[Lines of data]

* BEGIN *

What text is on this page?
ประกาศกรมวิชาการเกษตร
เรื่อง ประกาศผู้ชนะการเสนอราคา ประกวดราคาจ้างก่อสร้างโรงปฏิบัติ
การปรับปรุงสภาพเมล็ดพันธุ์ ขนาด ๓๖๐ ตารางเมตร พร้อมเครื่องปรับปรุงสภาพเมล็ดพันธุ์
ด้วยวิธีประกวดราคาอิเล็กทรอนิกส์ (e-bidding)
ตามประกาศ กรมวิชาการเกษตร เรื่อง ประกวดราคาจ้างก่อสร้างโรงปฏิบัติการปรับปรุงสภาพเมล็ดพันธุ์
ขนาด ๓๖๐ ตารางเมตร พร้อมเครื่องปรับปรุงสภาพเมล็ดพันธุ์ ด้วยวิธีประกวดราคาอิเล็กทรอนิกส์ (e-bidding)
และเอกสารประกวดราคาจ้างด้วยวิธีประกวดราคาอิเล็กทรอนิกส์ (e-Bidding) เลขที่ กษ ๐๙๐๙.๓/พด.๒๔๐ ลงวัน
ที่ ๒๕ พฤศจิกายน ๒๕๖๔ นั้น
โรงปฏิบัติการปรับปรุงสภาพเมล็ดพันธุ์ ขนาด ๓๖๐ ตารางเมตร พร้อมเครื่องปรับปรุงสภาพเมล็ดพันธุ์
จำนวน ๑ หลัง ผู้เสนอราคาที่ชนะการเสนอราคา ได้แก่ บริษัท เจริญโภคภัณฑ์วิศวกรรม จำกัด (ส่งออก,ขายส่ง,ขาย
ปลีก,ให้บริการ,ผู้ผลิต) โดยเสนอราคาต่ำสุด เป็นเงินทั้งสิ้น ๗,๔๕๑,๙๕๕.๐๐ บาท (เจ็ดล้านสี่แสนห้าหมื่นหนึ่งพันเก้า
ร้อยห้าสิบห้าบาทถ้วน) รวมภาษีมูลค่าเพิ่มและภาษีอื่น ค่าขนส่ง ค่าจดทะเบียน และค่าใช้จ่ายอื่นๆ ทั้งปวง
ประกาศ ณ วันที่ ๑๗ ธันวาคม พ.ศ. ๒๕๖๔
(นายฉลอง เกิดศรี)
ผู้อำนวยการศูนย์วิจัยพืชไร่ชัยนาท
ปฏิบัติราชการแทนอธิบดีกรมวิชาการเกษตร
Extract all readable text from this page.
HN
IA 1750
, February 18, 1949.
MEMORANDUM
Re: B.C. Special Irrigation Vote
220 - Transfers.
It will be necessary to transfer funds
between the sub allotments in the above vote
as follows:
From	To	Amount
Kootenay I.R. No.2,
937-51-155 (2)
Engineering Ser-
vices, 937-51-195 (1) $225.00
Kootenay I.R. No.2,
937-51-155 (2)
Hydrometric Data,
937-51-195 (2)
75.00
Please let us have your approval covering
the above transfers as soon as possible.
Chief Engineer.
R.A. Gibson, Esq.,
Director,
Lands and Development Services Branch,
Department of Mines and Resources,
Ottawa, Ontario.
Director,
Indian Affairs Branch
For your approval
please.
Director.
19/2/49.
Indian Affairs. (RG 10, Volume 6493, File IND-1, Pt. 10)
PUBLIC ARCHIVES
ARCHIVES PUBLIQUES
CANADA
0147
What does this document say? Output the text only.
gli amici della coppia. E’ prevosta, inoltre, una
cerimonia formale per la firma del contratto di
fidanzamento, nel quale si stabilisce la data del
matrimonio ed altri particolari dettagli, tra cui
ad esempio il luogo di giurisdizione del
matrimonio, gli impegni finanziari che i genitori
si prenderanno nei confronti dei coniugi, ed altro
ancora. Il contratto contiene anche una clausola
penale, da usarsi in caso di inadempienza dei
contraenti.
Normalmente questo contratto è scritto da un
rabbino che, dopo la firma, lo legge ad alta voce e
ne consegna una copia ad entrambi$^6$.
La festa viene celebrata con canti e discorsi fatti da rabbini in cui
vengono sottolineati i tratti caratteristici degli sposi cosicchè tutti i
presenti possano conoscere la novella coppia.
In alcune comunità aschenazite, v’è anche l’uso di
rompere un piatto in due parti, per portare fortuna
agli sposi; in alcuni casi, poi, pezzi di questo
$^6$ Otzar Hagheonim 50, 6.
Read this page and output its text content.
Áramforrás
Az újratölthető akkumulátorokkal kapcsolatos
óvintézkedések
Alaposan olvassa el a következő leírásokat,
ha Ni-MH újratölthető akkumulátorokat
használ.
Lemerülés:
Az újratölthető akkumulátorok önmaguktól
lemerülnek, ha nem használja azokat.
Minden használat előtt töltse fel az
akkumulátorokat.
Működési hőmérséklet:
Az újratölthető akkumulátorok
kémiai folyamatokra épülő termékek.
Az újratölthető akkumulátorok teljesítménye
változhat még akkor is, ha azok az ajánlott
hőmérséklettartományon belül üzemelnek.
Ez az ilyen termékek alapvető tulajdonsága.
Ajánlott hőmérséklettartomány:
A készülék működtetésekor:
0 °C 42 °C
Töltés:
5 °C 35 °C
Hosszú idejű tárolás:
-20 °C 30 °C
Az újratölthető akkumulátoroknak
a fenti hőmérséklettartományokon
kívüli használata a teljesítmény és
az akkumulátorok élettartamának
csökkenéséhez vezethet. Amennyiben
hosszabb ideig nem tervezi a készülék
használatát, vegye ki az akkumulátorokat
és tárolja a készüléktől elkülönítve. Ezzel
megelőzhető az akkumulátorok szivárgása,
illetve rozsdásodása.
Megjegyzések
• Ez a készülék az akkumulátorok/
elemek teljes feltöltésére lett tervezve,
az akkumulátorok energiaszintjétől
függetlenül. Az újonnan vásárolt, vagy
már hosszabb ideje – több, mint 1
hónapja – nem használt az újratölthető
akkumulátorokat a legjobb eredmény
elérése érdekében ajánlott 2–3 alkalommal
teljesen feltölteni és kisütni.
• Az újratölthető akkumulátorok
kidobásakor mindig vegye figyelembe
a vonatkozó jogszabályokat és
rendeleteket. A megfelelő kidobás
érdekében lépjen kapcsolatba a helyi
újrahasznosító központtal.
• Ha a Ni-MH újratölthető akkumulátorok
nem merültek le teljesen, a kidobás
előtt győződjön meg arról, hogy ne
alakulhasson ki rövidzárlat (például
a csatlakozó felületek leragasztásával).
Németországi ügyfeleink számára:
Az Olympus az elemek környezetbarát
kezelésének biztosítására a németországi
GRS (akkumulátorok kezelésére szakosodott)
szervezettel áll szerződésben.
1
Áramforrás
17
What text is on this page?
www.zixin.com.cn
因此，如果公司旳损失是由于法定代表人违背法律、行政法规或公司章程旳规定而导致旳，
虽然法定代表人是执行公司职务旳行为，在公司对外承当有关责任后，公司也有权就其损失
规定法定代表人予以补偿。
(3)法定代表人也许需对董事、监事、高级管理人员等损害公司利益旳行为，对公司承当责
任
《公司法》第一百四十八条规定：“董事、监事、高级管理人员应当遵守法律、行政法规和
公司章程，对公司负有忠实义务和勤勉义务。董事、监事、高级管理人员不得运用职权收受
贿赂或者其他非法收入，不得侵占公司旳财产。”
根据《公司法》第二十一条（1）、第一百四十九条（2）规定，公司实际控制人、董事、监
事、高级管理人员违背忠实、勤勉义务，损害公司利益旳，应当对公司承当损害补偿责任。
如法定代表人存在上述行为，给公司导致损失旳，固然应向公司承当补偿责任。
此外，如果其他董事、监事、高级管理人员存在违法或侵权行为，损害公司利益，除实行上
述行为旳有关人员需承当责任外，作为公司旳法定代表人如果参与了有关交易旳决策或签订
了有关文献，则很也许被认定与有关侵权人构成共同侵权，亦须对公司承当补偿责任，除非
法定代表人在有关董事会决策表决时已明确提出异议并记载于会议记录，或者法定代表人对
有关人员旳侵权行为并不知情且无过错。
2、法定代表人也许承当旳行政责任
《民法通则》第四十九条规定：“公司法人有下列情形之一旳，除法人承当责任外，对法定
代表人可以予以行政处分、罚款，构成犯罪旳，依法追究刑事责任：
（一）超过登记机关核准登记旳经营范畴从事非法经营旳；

* END *

Directive
Lines from the records above that hold "page" are the ones to list.

Full response
What text is on this page?
Extract all readable text from this page.
Read this page and output its text content.
What text is on this page?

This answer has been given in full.